[INFORMATION GIVEN start]

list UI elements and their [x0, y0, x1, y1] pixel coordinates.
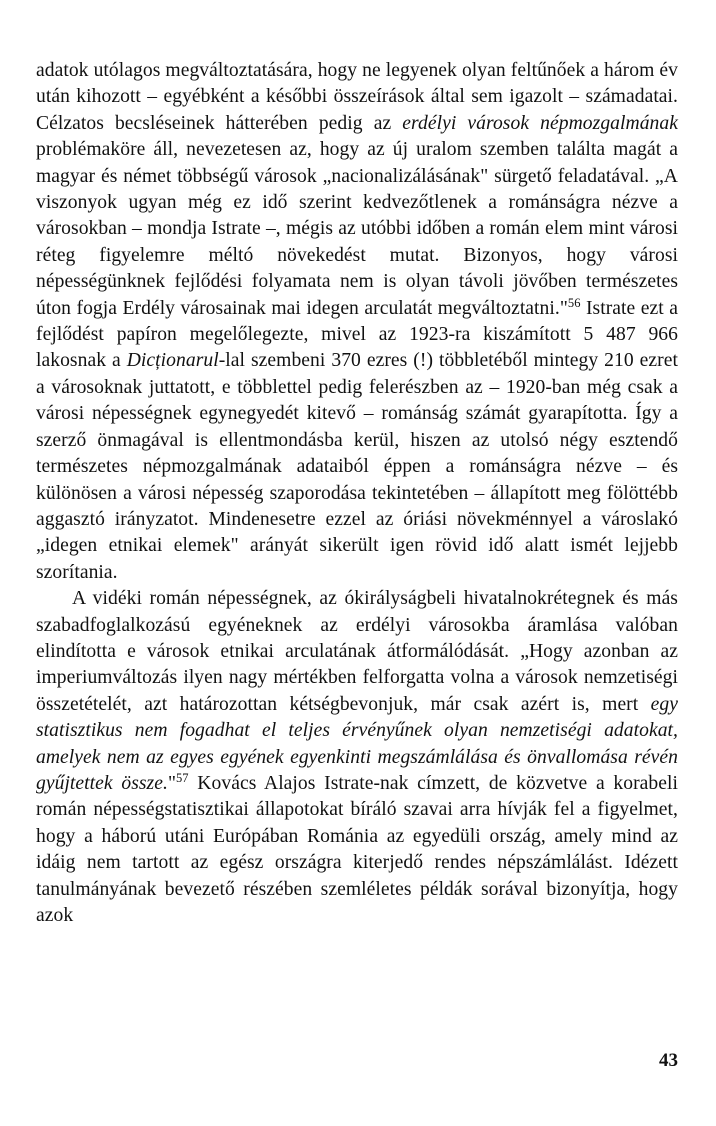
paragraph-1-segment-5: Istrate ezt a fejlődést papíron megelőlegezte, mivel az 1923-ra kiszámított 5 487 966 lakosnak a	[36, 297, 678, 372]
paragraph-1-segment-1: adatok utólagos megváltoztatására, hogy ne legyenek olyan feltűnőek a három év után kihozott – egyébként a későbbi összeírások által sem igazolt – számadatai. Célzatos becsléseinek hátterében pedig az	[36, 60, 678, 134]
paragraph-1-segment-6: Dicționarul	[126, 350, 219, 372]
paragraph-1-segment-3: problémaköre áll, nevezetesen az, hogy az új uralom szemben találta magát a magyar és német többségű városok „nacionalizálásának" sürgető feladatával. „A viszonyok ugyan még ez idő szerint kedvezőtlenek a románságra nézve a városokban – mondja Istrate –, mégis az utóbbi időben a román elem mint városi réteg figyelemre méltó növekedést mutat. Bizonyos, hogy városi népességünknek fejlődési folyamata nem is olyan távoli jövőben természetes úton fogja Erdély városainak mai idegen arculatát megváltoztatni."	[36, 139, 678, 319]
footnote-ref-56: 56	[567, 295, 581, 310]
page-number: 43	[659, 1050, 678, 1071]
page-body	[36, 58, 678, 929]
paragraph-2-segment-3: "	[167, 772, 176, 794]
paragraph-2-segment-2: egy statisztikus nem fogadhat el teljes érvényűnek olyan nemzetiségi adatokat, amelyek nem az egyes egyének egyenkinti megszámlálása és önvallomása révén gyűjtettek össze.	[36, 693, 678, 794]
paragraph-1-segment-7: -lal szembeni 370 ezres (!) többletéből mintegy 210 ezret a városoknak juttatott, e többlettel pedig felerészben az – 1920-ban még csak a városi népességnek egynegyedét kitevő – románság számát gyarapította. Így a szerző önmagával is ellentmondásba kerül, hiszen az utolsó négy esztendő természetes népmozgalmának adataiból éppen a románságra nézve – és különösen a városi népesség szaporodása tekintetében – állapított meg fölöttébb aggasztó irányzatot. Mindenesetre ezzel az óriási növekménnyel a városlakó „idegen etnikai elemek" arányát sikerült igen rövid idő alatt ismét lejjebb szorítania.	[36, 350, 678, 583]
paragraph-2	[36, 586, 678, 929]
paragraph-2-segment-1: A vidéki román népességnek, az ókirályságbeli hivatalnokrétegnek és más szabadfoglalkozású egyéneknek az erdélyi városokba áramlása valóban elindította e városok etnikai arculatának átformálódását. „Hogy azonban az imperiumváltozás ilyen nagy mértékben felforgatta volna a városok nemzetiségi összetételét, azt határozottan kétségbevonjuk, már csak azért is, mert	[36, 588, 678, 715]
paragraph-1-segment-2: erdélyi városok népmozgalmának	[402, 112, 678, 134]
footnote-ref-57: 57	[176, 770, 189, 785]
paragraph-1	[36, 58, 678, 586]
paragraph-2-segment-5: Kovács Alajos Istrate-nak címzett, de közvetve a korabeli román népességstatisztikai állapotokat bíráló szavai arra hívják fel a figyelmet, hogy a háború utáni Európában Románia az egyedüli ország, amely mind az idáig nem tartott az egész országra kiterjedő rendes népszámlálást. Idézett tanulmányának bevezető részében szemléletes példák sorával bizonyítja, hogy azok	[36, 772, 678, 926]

[INFORMATION GIVEN end]

**STATED PROBLEM:** Repeat every line of the records above word for word, leaving out the pictures.

**IN RESPONSE:**
list UI elements and their [x0, y0, x1, y1] pixel coordinates.
paragraph-1-segment-5: Istrate ezt a fejlődést papíron megelőlegezte, mivel az 1923-ra kiszámított 5 487 966 lakosnak a	[36, 297, 678, 372]
paragraph-1-segment-1: adatok utólagos megváltoztatására, hogy ne legyenek olyan feltűnőek a három év után kihozott – egyébként a későbbi összeírások által sem igazolt – számadatai. Célzatos becsléseinek hátterében pedig az	[36, 60, 678, 134]
paragraph-1-segment-6: Dicționarul	[126, 350, 219, 372]
paragraph-1-segment-3: problémaköre áll, nevezetesen az, hogy az új uralom szemben találta magát a magyar és német többségű városok „nacionalizálásának" sürgető feladatával. „A viszonyok ugyan még ez idő szerint kedvezőtlenek a románságra nézve a városokban – mondja Istrate –, mégis az utóbbi időben a román elem mint városi réteg figyelemre méltó növekedést mutat. Bizonyos, hogy városi népességünknek fejlődési folyamata nem is olyan távoli jövőben természetes úton fogja Erdély városainak mai idegen arculatát megváltoztatni."	[36, 139, 678, 319]
footnote-ref-56: 56	[567, 295, 581, 310]
page-number: 43	[659, 1050, 678, 1071]
page-body	[36, 58, 678, 929]
paragraph-2-segment-3: "	[167, 772, 176, 794]
paragraph-2-segment-2: egy statisztikus nem fogadhat el teljes érvényűnek olyan nemzetiségi adatokat, amelyek nem az egyes egyének egyenkinti megszámlálása és önvallomása révén gyűjtettek össze.	[36, 693, 678, 794]
paragraph-1-segment-7: -lal szembeni 370 ezres (!) többletéből mintegy 210 ezret a városoknak juttatott, e többlettel pedig felerészben az – 1920-ban még csak a városi népességnek egynegyedét kitevő – románság számát gyarapította. Így a szerző önmagával is ellentmondásba kerül, hiszen az utolsó négy esztendő természetes népmozgalmának adataiból éppen a románságra nézve – és különösen a városi népesség szaporodása tekintetében – állapított meg fölöttébb aggasztó irányzatot. Mindenesetre ezzel az óriási növekménnyel a városlakó „idegen etnikai elemek" arányát sikerült igen rövid idő alatt ismét lejjebb szorítania.	[36, 350, 678, 583]
paragraph-2	[36, 586, 678, 929]
paragraph-2-segment-1: A vidéki román népességnek, az ókirályságbeli hivatalnokrétegnek és más szabadfoglalkozású egyéneknek az erdélyi városokba áramlása valóban elindította e városok etnikai arculatának átformálódását. „Hogy azonban az imperiumváltozás ilyen nagy mértékben felforgatta volna a városok nemzetiségi összetételét, azt határozottan kétségbevonjuk, már csak azért is, mert	[36, 588, 678, 715]
paragraph-1-segment-2: erdélyi városok népmozgalmának	[402, 112, 678, 134]
footnote-ref-57: 57	[176, 770, 189, 785]
paragraph-1	[36, 58, 678, 586]
paragraph-2-segment-5: Kovács Alajos Istrate-nak címzett, de közvetve a korabeli román népességstatisztikai állapotokat bíráló szavai arra hívják fel a figyelmet, hogy a háború utáni Európában Románia az egyedüli ország, amely mind az idáig nem tartott az egész országra kiterjedő rendes népszámlálást. Idézett tanulmányának bevezető részében szemléletes példák sorával bizonyítja, hogy azok	[36, 772, 678, 926]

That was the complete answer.